[Start EXERCISE MATERIAL]
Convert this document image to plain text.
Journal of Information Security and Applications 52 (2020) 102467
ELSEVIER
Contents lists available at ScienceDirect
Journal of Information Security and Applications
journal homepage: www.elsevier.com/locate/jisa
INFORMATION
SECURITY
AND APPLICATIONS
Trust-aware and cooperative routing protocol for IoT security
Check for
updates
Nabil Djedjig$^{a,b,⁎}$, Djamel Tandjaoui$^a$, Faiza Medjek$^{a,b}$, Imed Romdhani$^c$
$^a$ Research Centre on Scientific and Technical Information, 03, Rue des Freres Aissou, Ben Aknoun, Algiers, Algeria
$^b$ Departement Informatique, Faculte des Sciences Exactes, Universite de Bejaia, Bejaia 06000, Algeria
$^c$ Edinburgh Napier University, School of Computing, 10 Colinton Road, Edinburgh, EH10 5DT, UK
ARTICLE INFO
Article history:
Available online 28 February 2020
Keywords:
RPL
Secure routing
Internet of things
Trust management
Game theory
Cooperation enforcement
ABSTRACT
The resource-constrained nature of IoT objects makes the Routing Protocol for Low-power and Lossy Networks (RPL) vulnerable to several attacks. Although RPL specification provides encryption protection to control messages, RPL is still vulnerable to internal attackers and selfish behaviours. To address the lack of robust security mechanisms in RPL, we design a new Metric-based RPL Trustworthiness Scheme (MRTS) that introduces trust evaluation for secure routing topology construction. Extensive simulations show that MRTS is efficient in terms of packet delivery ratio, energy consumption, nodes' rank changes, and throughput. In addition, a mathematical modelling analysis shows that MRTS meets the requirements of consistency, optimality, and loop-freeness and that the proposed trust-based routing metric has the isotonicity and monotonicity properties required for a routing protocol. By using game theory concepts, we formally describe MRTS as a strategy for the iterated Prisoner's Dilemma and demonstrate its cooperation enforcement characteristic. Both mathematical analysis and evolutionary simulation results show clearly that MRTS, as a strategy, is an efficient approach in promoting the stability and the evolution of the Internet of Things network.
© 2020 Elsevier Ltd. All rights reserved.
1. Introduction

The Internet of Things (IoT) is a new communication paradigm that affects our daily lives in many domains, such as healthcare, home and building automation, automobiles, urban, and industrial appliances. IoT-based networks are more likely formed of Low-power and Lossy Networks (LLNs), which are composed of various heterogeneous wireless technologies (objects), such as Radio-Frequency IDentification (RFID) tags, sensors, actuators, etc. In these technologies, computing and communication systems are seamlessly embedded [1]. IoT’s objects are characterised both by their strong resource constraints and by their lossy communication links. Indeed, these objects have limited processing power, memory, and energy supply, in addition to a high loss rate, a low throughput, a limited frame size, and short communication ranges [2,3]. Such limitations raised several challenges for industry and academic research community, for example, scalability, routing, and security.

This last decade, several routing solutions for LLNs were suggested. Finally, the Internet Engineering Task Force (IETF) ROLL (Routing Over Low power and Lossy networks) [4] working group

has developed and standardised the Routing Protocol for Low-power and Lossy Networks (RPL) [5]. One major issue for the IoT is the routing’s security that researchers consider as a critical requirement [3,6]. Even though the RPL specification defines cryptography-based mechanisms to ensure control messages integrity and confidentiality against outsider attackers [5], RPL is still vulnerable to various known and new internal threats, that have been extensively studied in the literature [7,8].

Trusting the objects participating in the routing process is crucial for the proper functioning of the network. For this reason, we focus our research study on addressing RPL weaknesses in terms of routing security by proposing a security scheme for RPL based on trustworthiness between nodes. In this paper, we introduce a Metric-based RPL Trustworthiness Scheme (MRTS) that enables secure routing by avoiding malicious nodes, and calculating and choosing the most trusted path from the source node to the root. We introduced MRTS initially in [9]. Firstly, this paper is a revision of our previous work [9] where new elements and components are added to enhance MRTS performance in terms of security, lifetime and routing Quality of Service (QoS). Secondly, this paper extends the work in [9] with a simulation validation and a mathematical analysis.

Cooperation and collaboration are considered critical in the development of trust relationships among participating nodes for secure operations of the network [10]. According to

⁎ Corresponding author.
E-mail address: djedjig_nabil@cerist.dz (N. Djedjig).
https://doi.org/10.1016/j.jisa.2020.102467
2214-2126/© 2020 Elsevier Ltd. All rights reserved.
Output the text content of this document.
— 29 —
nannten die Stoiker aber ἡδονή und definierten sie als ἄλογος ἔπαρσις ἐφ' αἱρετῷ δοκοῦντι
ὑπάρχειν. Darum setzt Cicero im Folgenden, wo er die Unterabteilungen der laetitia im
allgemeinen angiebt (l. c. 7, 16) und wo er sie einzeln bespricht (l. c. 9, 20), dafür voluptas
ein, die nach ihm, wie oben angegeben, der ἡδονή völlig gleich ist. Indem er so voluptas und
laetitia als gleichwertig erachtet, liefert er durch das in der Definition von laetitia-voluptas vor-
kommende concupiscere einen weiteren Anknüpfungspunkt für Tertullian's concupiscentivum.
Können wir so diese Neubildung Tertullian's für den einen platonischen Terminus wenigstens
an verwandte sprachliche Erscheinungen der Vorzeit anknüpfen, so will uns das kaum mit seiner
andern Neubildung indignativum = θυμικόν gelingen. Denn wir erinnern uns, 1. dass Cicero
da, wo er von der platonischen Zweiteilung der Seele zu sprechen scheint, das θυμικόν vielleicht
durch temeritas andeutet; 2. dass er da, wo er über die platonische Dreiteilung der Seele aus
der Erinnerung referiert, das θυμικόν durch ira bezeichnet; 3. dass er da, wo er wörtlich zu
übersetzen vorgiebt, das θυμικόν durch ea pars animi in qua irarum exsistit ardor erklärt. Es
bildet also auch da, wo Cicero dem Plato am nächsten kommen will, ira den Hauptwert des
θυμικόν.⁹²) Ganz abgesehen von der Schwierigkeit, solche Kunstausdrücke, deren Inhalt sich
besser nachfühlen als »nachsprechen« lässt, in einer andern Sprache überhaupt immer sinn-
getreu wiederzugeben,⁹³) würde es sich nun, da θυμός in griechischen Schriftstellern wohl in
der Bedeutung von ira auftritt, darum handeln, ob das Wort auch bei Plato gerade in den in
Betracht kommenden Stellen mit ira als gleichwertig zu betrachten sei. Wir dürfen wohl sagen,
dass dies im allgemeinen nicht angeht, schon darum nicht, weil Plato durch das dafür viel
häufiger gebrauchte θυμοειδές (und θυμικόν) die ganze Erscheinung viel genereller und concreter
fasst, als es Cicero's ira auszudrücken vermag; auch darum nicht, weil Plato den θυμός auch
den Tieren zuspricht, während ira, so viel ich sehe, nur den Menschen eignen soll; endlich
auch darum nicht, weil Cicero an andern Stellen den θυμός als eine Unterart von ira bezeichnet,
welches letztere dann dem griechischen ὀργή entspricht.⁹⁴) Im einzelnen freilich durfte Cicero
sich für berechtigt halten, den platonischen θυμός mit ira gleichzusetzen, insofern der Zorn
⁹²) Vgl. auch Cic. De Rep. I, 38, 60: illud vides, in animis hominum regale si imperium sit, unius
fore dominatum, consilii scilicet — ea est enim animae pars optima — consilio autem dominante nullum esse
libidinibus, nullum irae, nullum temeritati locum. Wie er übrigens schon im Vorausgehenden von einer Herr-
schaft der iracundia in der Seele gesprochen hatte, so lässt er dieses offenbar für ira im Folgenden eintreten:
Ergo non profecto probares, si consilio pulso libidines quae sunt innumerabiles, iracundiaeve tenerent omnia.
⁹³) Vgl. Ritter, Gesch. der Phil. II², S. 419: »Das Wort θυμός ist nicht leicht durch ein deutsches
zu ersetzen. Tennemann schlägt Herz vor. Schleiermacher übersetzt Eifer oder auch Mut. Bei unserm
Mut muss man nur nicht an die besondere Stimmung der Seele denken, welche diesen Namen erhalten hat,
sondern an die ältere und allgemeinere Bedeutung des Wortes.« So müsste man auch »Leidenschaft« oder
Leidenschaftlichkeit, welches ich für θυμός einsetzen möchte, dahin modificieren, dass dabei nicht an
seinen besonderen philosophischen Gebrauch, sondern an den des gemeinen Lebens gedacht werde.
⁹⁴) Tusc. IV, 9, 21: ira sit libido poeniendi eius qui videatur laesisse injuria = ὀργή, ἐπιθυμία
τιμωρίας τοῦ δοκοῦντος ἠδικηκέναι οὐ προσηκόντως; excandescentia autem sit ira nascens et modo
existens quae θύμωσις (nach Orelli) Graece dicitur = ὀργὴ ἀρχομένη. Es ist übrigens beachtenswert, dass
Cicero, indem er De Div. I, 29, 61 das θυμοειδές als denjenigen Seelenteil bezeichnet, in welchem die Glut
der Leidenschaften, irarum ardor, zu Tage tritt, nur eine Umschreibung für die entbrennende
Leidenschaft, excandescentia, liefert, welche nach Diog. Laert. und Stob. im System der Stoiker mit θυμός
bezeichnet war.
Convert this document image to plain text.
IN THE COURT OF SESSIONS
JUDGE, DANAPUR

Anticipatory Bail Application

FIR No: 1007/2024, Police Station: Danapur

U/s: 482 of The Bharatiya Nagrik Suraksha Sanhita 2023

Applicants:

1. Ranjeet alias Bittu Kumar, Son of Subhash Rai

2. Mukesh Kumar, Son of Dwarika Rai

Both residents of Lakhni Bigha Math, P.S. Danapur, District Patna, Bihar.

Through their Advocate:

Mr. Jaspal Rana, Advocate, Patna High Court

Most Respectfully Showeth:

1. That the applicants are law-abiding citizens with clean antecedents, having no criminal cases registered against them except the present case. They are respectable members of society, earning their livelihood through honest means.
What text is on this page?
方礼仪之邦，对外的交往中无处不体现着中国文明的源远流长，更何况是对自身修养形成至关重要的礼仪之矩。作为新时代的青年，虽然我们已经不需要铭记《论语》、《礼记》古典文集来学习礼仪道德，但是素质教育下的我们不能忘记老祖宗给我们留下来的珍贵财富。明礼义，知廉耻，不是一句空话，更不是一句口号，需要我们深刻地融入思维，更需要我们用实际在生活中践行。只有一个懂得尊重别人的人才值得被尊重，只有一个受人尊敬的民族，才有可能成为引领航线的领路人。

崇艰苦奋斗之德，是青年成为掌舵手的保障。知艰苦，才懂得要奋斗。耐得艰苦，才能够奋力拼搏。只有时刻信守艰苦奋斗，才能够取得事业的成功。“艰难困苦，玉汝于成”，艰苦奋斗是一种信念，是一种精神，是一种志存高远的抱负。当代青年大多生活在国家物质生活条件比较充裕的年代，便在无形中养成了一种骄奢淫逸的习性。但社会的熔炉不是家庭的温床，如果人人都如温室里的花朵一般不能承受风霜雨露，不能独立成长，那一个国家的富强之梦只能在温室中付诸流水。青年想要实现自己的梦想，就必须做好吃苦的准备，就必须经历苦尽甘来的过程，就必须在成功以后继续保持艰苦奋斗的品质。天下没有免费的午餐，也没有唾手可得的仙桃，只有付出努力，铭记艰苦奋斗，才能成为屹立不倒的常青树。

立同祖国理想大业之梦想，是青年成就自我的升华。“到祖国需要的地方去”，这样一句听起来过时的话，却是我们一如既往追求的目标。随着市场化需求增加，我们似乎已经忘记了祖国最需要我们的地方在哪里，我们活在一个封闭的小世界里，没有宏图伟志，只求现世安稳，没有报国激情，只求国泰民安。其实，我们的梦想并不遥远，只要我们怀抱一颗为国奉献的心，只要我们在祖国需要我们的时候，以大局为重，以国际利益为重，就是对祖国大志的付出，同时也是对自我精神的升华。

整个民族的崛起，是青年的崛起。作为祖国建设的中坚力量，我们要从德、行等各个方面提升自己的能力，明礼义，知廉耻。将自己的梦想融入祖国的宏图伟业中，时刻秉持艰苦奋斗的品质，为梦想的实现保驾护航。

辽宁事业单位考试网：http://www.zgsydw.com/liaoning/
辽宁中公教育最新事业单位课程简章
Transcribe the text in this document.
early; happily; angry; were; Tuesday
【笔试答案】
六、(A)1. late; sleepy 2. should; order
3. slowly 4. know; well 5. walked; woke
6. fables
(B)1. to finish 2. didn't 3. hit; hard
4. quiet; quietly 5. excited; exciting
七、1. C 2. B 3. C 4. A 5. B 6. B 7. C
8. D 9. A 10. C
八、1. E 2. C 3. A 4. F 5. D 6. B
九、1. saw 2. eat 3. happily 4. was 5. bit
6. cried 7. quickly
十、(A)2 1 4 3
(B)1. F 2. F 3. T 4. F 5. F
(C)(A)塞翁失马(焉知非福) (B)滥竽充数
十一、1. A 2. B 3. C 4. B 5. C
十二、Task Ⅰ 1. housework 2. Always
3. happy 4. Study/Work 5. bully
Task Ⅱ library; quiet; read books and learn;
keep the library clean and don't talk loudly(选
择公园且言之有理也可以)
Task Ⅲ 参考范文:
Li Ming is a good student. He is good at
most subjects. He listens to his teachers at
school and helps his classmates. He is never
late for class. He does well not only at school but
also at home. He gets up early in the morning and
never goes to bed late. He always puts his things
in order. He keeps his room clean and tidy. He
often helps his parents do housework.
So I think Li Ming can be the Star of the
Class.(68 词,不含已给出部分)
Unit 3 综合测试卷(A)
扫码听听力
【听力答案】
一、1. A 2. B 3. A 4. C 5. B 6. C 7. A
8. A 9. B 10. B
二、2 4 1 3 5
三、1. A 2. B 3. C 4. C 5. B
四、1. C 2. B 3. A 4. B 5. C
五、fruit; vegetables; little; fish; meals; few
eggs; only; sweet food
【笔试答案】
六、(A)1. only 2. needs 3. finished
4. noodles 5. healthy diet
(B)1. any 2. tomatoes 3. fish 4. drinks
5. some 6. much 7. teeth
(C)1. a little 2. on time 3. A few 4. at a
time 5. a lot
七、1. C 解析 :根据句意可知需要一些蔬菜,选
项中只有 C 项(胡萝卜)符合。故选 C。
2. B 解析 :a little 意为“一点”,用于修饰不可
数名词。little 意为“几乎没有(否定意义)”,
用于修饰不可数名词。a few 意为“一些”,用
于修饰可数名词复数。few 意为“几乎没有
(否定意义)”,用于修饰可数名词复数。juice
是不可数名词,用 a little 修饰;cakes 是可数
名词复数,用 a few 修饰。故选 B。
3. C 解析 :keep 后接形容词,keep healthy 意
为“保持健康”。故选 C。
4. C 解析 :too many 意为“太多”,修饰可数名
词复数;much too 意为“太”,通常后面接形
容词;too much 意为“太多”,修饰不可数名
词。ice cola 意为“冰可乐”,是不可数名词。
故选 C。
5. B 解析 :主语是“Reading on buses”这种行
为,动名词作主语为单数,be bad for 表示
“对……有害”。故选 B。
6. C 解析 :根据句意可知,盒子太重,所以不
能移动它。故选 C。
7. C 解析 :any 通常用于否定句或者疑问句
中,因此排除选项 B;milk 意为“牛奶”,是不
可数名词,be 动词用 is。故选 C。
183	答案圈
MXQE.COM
[End EXERCISE MATERIAL]
From the entries above, list each line with "late" in it.

## CORRECT RESULT
六、(A)1. late; sleepy 2. should; order
late for class. He does well not only at school but
never goes to bed late. He always puts his things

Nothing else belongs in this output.